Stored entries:

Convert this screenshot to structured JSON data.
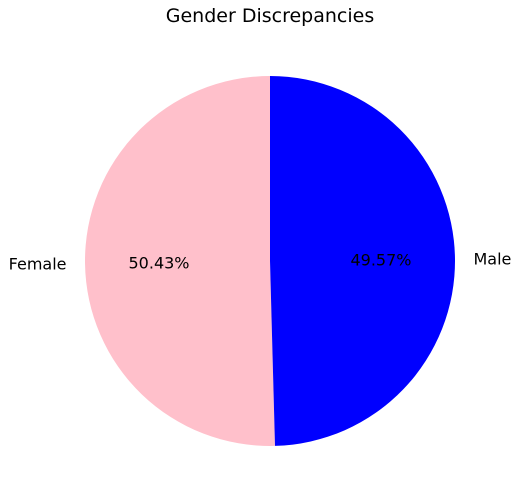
{
  "chart_data": {
    "type": "pie",
    "title": "Gender Discrepancies",
    "slices": [
      {
        "label": "Female",
        "value": 50.43,
        "pct_label": "50.43%",
        "color": "#ffc0cb"
      },
      {
        "label": "Male",
        "value": 49.57,
        "pct_label": "49.57%",
        "color": "#0000ff"
      }
    ],
    "start_angle_deg": 90,
    "direction": "counterclockwise",
    "legend": "none"
  }
}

* _Brief_: Restate the entire listing word for word, excluding pictures.

* _Complete answer_:
Convert this screenshot to structured JSON data.
{
  "chart_data": {
    "type": "pie",
    "title": "Gender Discrepancies",
    "slices": [
      {
        "label": "Female",
        "value": 50.43,
        "pct_label": "50.43%",
        "color": "#ffc0cb"
      },
      {
        "label": "Male",
        "value": 49.57,
        "pct_label": "49.57%",
        "color": "#0000ff"
      }
    ],
    "start_angle_deg": 90,
    "direction": "counterclockwise",
    "legend": "none"
  }
}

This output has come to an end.